## Written task
In the entries that follow, how many lines hold the string "structure"? Give only that number.

## Data provided

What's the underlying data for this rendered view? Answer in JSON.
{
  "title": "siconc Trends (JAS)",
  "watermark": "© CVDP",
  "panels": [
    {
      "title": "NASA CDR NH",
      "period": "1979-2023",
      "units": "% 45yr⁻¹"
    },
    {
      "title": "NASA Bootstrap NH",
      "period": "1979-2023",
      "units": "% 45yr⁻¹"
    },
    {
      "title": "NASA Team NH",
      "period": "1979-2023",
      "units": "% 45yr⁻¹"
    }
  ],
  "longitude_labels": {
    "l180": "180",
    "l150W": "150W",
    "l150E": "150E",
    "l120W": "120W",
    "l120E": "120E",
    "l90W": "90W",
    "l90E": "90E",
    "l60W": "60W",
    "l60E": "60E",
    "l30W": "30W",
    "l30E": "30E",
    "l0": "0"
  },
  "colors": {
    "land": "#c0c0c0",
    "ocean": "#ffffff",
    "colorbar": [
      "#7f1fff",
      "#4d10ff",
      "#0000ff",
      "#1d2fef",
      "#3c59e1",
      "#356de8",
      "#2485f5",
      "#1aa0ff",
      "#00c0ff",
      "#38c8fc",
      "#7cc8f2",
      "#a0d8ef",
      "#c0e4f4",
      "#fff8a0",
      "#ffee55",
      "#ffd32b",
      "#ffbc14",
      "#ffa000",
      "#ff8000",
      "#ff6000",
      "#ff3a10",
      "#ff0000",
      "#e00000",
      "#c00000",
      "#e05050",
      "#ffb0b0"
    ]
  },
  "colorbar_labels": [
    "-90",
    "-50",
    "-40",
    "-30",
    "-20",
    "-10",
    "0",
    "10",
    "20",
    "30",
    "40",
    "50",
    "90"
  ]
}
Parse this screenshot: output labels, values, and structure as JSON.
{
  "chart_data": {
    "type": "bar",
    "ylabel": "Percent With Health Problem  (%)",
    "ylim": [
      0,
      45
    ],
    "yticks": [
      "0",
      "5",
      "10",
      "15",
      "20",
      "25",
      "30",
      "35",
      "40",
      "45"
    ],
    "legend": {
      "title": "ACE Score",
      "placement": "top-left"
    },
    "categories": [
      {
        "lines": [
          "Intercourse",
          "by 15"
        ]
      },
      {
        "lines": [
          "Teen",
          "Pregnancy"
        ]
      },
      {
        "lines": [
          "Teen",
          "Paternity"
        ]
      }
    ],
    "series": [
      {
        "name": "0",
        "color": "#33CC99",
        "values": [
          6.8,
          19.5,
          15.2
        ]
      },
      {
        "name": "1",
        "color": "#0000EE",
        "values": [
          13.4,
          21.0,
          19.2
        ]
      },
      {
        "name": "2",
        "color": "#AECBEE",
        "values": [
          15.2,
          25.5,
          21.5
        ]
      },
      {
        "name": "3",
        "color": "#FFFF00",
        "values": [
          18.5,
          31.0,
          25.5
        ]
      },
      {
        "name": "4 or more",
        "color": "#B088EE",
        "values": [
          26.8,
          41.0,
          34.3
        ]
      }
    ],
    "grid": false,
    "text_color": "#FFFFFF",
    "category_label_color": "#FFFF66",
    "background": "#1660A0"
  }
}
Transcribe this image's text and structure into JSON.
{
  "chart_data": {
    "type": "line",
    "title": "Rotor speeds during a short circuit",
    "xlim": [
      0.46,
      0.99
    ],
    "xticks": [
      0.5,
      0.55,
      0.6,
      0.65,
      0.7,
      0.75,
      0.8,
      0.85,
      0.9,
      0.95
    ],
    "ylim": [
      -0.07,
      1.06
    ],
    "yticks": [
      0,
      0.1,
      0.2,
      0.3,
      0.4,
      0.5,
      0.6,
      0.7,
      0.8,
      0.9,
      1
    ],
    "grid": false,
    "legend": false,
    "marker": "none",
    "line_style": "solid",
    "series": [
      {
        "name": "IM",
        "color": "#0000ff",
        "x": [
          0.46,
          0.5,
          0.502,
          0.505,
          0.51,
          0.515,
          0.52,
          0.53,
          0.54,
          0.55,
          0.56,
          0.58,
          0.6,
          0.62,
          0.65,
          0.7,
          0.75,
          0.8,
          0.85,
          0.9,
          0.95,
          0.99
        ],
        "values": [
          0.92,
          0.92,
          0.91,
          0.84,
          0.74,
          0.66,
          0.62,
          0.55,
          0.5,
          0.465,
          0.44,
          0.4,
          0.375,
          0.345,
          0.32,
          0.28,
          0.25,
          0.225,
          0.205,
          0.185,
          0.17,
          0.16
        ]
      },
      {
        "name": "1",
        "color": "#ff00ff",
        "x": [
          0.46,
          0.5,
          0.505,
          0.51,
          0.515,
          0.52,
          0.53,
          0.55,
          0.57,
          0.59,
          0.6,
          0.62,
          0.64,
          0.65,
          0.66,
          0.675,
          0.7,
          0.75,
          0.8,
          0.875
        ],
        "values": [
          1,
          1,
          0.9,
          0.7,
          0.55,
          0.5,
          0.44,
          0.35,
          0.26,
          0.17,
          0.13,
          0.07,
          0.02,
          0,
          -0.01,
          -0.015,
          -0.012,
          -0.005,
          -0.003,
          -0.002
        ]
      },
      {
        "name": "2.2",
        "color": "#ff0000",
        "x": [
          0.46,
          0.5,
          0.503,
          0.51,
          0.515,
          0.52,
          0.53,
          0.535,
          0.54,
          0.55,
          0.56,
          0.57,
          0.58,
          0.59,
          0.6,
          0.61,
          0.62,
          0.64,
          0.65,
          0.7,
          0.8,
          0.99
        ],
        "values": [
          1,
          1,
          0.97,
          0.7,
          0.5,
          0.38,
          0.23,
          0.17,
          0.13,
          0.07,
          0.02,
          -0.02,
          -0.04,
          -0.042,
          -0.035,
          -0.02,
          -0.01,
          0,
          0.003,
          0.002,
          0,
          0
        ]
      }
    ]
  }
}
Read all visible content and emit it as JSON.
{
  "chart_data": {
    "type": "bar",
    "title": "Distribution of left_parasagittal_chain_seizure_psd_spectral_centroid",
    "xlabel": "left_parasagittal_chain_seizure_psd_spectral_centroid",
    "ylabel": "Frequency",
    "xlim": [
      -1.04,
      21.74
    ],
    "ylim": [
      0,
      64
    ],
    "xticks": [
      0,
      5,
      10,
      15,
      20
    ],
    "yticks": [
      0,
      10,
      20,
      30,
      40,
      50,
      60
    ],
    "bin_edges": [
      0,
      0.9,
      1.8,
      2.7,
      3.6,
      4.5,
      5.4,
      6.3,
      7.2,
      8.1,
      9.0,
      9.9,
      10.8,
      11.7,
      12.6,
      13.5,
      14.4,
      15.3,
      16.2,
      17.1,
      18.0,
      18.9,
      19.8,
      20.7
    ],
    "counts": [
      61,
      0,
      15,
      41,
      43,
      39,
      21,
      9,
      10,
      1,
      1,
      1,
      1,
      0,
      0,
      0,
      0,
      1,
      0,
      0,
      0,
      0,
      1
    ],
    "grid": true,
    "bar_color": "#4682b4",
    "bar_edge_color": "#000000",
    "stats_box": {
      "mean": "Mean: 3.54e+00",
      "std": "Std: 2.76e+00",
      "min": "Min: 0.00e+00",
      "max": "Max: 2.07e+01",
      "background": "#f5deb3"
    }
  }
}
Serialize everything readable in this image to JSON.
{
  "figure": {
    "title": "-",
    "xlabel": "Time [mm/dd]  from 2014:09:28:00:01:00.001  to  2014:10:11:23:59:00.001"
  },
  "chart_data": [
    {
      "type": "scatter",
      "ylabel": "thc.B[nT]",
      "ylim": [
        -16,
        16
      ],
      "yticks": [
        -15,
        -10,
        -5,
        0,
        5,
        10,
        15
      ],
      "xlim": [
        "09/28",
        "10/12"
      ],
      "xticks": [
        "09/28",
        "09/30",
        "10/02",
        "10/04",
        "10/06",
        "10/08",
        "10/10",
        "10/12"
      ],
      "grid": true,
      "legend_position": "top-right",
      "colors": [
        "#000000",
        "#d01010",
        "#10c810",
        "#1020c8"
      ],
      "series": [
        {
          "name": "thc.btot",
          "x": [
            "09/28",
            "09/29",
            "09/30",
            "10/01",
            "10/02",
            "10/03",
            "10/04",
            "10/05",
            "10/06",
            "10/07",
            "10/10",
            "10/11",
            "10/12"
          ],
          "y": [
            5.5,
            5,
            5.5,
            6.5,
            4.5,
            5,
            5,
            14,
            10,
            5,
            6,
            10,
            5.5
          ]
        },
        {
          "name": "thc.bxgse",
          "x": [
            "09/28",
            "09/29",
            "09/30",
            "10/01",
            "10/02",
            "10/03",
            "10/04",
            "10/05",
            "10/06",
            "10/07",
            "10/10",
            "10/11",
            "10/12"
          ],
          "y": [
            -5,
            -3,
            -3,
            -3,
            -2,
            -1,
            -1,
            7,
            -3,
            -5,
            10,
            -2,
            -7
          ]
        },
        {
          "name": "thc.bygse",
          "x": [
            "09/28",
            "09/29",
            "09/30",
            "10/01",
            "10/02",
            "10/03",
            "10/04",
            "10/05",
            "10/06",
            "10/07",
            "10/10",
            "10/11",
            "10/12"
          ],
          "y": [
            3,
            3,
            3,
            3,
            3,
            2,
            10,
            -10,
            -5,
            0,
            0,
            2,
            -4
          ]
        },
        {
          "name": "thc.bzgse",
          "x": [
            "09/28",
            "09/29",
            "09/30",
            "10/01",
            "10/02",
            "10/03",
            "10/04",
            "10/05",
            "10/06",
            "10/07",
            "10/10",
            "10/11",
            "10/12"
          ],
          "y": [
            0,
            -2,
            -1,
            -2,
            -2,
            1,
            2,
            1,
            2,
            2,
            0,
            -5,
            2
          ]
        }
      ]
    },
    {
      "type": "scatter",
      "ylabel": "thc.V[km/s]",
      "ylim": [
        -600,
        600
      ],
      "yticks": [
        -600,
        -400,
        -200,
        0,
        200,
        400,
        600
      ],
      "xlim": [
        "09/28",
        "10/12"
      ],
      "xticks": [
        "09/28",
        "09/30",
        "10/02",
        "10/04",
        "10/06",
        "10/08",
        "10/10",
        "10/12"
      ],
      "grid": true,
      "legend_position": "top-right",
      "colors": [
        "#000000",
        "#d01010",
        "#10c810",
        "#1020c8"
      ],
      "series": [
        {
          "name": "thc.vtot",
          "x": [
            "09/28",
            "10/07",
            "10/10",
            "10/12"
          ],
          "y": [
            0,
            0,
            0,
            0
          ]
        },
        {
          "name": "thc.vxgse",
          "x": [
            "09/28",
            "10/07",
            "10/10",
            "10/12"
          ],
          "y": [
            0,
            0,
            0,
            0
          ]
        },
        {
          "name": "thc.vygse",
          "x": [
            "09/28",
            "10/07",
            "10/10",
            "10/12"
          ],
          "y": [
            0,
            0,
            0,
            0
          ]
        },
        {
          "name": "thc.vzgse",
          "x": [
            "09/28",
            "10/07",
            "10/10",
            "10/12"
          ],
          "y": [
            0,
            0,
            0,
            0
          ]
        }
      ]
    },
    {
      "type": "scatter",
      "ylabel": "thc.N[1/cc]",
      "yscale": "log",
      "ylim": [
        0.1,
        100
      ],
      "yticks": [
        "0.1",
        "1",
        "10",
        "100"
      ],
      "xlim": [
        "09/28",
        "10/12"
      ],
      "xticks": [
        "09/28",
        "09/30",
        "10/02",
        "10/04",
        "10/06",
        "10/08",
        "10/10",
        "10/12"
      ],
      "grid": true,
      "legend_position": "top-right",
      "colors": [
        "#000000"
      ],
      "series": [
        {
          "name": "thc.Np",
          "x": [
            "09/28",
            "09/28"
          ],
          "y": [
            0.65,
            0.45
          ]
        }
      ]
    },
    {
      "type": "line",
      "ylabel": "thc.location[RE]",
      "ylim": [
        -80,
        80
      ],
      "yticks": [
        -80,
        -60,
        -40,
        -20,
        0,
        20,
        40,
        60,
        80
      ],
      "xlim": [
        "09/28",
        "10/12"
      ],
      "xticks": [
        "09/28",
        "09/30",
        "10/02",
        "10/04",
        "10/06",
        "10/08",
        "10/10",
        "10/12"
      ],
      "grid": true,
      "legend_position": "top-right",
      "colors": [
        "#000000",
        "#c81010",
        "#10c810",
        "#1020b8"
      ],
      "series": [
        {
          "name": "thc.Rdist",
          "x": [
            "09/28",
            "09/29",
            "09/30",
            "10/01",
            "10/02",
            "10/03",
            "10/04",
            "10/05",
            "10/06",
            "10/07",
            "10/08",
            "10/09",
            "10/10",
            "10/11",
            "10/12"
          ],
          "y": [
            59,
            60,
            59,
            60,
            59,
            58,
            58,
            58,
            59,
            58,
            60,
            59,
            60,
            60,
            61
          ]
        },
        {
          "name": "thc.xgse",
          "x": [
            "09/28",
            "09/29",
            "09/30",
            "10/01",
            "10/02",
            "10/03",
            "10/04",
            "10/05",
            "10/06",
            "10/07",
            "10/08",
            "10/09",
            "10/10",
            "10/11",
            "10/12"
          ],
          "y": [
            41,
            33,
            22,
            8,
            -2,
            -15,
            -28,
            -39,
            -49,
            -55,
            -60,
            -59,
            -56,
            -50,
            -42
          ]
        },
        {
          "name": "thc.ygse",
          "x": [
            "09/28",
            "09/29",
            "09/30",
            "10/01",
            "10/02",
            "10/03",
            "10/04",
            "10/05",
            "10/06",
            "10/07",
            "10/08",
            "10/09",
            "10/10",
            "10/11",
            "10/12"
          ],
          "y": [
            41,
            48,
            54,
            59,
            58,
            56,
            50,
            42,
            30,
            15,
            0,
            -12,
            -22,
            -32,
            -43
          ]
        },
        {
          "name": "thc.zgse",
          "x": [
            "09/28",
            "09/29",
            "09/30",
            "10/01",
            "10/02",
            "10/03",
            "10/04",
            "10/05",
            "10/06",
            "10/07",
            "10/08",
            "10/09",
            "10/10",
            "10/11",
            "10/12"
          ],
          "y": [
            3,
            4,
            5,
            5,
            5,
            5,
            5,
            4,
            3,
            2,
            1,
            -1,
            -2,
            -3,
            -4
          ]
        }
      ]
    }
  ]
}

## Answer in full
2